AIM: Extract every line below, verbatim.

_____

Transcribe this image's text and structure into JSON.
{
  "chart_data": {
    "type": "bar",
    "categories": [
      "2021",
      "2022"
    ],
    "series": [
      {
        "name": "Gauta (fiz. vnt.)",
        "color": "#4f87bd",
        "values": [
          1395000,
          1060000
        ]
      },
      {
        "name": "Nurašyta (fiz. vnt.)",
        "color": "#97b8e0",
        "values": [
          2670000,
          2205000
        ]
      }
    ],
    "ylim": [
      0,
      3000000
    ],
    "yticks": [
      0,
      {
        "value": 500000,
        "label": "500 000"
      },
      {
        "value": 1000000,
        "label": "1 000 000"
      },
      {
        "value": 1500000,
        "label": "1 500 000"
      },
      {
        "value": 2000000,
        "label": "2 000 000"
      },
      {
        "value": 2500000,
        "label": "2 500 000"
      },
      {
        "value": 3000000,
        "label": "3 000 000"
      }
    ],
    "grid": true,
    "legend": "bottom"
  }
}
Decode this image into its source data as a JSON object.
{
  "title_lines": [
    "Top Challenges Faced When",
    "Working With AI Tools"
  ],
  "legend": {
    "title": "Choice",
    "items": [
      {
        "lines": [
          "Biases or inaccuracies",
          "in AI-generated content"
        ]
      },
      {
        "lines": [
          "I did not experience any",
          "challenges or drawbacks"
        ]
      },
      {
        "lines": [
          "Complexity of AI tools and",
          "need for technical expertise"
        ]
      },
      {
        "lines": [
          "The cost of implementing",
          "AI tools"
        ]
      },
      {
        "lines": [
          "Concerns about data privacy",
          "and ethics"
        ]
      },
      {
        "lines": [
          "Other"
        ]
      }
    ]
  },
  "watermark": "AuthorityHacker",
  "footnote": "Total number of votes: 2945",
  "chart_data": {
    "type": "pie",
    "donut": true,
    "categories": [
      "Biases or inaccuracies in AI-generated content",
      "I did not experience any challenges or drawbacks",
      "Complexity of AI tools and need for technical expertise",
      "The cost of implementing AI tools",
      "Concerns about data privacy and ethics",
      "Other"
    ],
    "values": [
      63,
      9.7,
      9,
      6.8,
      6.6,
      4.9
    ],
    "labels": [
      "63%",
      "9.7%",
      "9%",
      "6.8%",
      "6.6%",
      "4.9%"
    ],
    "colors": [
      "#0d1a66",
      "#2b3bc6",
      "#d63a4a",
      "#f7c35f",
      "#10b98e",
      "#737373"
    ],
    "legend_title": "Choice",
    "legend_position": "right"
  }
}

_____

REPLY TO THE TASK:
Transcribe this image's text and structure into JSON.
{
  "chart_data": {
    "type": "bar",
    "categories": [
      "2021",
      "2022"
    ],
    "series": [
      {
        "name": "Gauta (fiz. vnt.)",
        "color": "#4f87bd",
        "values": [
          1395000,
          1060000
        ]
      },
      {
        "name": "Nurašyta (fiz. vnt.)",
        "color": "#97b8e0",
        "values": [
          2670000,
          2205000
        ]
      }
    ],
    "ylim": [
      0,
      3000000
    ],
    "yticks": [
      0,
      {
        "value": 500000,
        "label": "500 000"
      },
      {
        "value": 1000000,
        "label": "1 000 000"
      },
      {
        "value": 1500000,
        "label": "1 500 000"
      },
      {
        "value": 2000000,
        "label": "2 000 000"
      },
      {
        "value": 2500000,
        "label": "2 500 000"
      },
      {
        "value": 3000000,
        "label": "3 000 000"
      }
    ],
    "grid": true,
    "legend": "bottom"
  }
}
Decode this image into its source data as a JSON object.
{
  "title_lines": [
    "Top Challenges Faced When",
    "Working With AI Tools"
  ],
  "legend": {
    "title": "Choice",
    "items": [
      {
        "lines": [
          "Biases or inaccuracies",
          "in AI-generated content"
        ]
      },
      {
        "lines": [
          "I did not experience any",
          "challenges or drawbacks"
        ]
      },
      {
        "lines": [
          "Complexity of AI tools and",
          "need for technical expertise"
        ]
      },
      {
        "lines": [
          "The cost of implementing",
          "AI tools"
        ]
      },
      {
        "lines": [
          "Concerns about data privacy",
          "and ethics"
        ]
      },
      {
        "lines": [
          "Other"
        ]
      }
    ]
  },
  "watermark": "AuthorityHacker",
  "footnote": "Total number of votes: 2945",
  "chart_data": {
    "type": "pie",
    "donut": true,
    "categories": [
      "Biases or inaccuracies in AI-generated content",
      "I did not experience any challenges or drawbacks",
      "Complexity of AI tools and need for technical expertise",
      "The cost of implementing AI tools",
      "Concerns about data privacy and ethics",
      "Other"
    ],
    "values": [
      63,
      9.7,
      9,
      6.8,
      6.6,
      4.9
    ],
    "labels": [
      "63%",
      "9.7%",
      "9%",
      "6.8%",
      "6.6%",
      "4.9%"
    ],
    "colors": [
      "#0d1a66",
      "#2b3bc6",
      "#d63a4a",
      "#f7c35f",
      "#10b98e",
      "#737373"
    ],
    "legend_title": "Choice",
    "legend_position": "right"
  }
}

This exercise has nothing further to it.